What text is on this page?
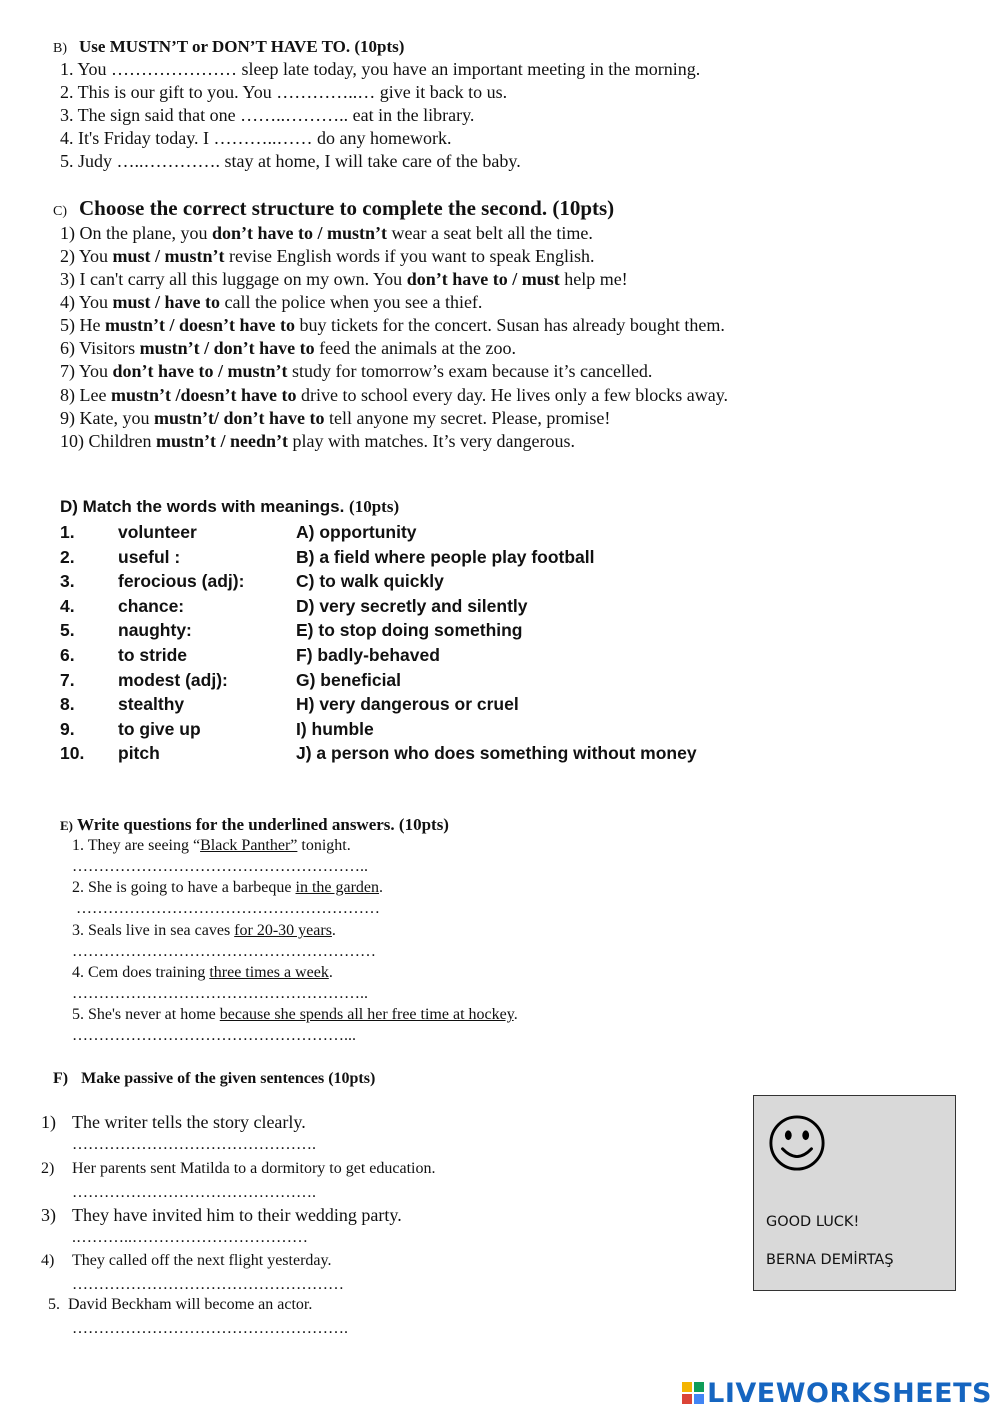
B) Use MUSTN’T or DON’T HAVE TO. (10pts)
1. You ………………… sleep late today, you have an important meeting in the morning.
2. This is our gift to you. You …………..… give it back to us.
3. The sign said that one ……..……….. eat in the library.
4. It's Friday today. I ………..…… do any homework.
5. Judy …..…………. stay at home, I will take care of the baby.
C) Choose the correct structure to complete the second. (10pts)
1) On the plane, you don’t have to / mustn’t wear a seat belt all the time.
2) You must / mustn’t revise English words if you want to speak English.
3) I can't carry all this luggage on my own. You don’t have to / must help me!
4) You must / have to call the police when you see a thief.
5) He mustn’t / doesn’t have to buy tickets for the concert. Susan has already bought them.
6) Visitors mustn’t / don’t have to feed the animals at the zoo.
7) You don’t have to / mustn’t study for tomorrow’s exam because it’s cancelled.
8) Lee mustn’t /doesn’t have to drive to school every day. He lives only a few blocks away.
9) Kate, you mustn’t/ don’t have to tell anyone my secret. Please, promise!
10) Children mustn’t / needn’t play with matches. It’s very dangerous.
D) Match the words with meanings. (10pts)
1. volunteer	A) opportunity
2. useful :	B) a field where people play football
3. ferocious (adj):	C) to walk quickly
4. chance:	D) very secretly and silently
5. naughty:	E) to stop doing something
6. to stride	F) badly-behaved
7. modest (adj):	G) beneficial
8. stealthy	H) very dangerous or cruel
9. to give up	I) humble
10. pitch	J) a person who does something without money
E) Write questions for the underlined answers. (10pts)
1. They are seeing “Black Panther” tonight.
………………………………………………..
2. She is going to have a barbeque in the garden.
…………………………………………………
3. Seals live in sea caves for 20-30 years.
…………………………………………………
4. Cem does training three times a week.
………………………………………………..
5. She's never at home because she spends all her free time at hockey.
……………………………………………...
F) Make passive of the given sentences (10pts)
1) The writer tells the story clearly.
……………………………………….
2) Her parents sent Matilda to a dormitory to get education.
……………………………………….
3) They have invited him to their wedding party.
.………..……………………………
4) They called off the next flight yesterday.
……………………………………………
5. David Beckham will become an actor.
…………………………………………….
GOOD LUCK!
BERNA DEMİRTAŞ
LIVEWORKSHEETS
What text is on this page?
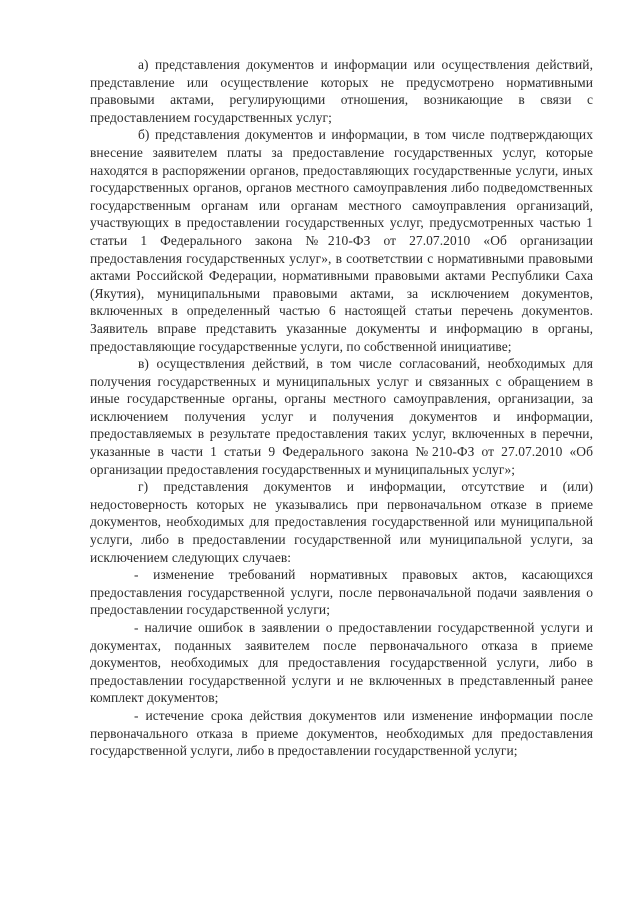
а) представления документов и информации или осуществления действий, представление или осуществление которых не предусмотрено нормативными правовыми актами, регулирующими отношения, возникающие в связи с предоставлением государственных услуг;

б) представления документов и информации, в том числе подтверждающих внесение заявителем платы за предоставление государственных услуг, которые находятся в распоряжении органов, предоставляющих государственные услуги, иных государственных органов, органов местного самоуправления либо подведомственных государственным органам или органам местного самоуправления организаций, участвующих в предоставлении государственных услуг, предусмотренных частью 1 статьи 1 Федерального закона №210-ФЗ от 27.07.2010 «Об организации предоставления государственных услуг», в соответствии с нормативными правовыми актами Российской Федерации, нормативными правовыми актами Республики Саха (Якутия), муниципальными правовыми актами, за исключением документов, включенных в определенный частью 6 настоящей статьи перечень документов. Заявитель вправе представить указанные документы и информацию в органы, предоставляющие государственные услуги, по собственной инициативе;

в) осуществления действий, в том числе согласований, необходимых для получения государственных и муниципальных услуг и связанных с обращением в иные государственные органы, органы местного самоуправления, организации, за исключением получения услуг и получения документов и информации, предоставляемых в результате предоставления таких услуг, включенных в перечни, указанные в части 1 статьи 9 Федерального закона №210-ФЗ от 27.07.2010 «Об организации предоставления государственных и муниципальных услуг»;

г) представления документов и информации, отсутствие и (или) недостоверность которых не указывались при первоначальном отказе в приеме документов, необходимых для предоставления государственной или муниципальной услуги, либо в предоставлении государственной или муниципальной услуги, за исключением следующих случаев:

- изменение требований нормативных правовых актов, касающихся предоставления государственной услуги, после первоначальной подачи заявления о предоставлении государственной услуги;

- наличие ошибок в заявлении о предоставлении государственной услуги и документах, поданных заявителем после первоначального отказа в приеме документов, необходимых для предоставления государственной услуги, либо в предоставлении государственной услуги и не включенных в представленный ранее комплект документов;

- истечение срока действия документов или изменение информации после первоначального отказа в приеме документов, необходимых для предоставления государственной услуги, либо в предоставлении государственной услуги;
⁂
* [GOAL]: Transcribe the material as is, with images omitted.

* [FINISHED TASK]:
What text is on this page?
B) Use MUSTN’T or DON’T HAVE TO. (10pts)
1. You ………………… sleep late today, you have an important meeting in the morning.
2. This is our gift to you. You …………..… give it back to us.
3. The sign said that one ……..……….. eat in the library.
4. It's Friday today. I ………..…… do any homework.
5. Judy …..…………. stay at home, I will take care of the baby.
C) Choose the correct structure to complete the second. (10pts)
1) On the plane, you don’t have to / mustn’t wear a seat belt all the time.
2) You must / mustn’t revise English words if you want to speak English.
3) I can't carry all this luggage on my own. You don’t have to / must help me!
4) You must / have to call the police when you see a thief.
5) He mustn’t / doesn’t have to buy tickets for the concert. Susan has already bought them.
6) Visitors mustn’t / don’t have to feed the animals at the zoo.
7) You don’t have to / mustn’t study for tomorrow’s exam because it’s cancelled.
8) Lee mustn’t /doesn’t have to drive to school every day. He lives only a few blocks away.
9) Kate, you mustn’t/ don’t have to tell anyone my secret. Please, promise!
10) Children mustn’t / needn’t play with matches. It’s very dangerous.
D) Match the words with meanings. (10pts)
1. volunteer	A) opportunity
2. useful :	B) a field where people play football
3. ferocious (adj):	C) to walk quickly
4. chance:	D) very secretly and silently
5. naughty:	E) to stop doing something
6. to stride	F) badly-behaved
7. modest (adj):	G) beneficial
8. stealthy	H) very dangerous or cruel
9. to give up	I) humble
10. pitch	J) a person who does something without money
E) Write questions for the underlined answers. (10pts)
1. They are seeing “Black Panther” tonight.
………………………………………………..
2. She is going to have a barbeque in the garden.
…………………………………………………
3. Seals live in sea caves for 20-30 years.
…………………………………………………
4. Cem does training three times a week.
………………………………………………..
5. She's never at home because she spends all her free time at hockey.
……………………………………………...
F) Make passive of the given sentences (10pts)
1) The writer tells the story clearly.
……………………………………….
2) Her parents sent Matilda to a dormitory to get education.
……………………………………….
3) They have invited him to their wedding party.
.………..……………………………
4) They called off the next flight yesterday.
……………………………………………
5. David Beckham will become an actor.
…………………………………………….
GOOD LUCK!
BERNA DEMİRTAŞ
LIVEWORKSHEETS
What text is on this page?
а) представления документов и информации или осуществления действий, представление или осуществление которых не предусмотрено нормативными правовыми актами, регулирующими отношения, возникающие в связи с предоставлением государственных услуг;

б) представления документов и информации, в том числе подтверждающих внесение заявителем платы за предоставление государственных услуг, которые находятся в распоряжении органов, предоставляющих государственные услуги, иных государственных органов, органов местного самоуправления либо подведомственных государственным органам или органам местного самоуправления организаций, участвующих в предоставлении государственных услуг, предусмотренных частью 1 статьи 1 Федерального закона №210-ФЗ от 27.07.2010 «Об организации предоставления государственных услуг», в соответствии с нормативными правовыми актами Российской Федерации, нормативными правовыми актами Республики Саха (Якутия), муниципальными правовыми актами, за исключением документов, включенных в определенный частью 6 настоящей статьи перечень документов. Заявитель вправе представить указанные документы и информацию в органы, предоставляющие государственные услуги, по собственной инициативе;

в) осуществления действий, в том числе согласований, необходимых для получения государственных и муниципальных услуг и связанных с обращением в иные государственные органы, органы местного самоуправления, организации, за исключением получения услуг и получения документов и информации, предоставляемых в результате предоставления таких услуг, включенных в перечни, указанные в части 1 статьи 9 Федерального закона №210-ФЗ от 27.07.2010 «Об организации предоставления государственных и муниципальных услуг»;

г) представления документов и информации, отсутствие и (или) недостоверность которых не указывались при первоначальном отказе в приеме документов, необходимых для предоставления государственной или муниципальной услуги, либо в предоставлении государственной или муниципальной услуги, за исключением следующих случаев:

- изменение требований нормативных правовых актов, касающихся предоставления государственной услуги, после первоначальной подачи заявления о предоставлении государственной услуги;

- наличие ошибок в заявлении о предоставлении государственной услуги и документах, поданных заявителем после первоначального отказа в приеме документов, необходимых для предоставления государственной услуги, либо в предоставлении государственной услуги и не включенных в представленный ранее комплект документов;

- истечение срока действия документов или изменение информации после первоначального отказа в приеме документов, необходимых для предоставления государственной услуги, либо в предоставлении государственной услуги;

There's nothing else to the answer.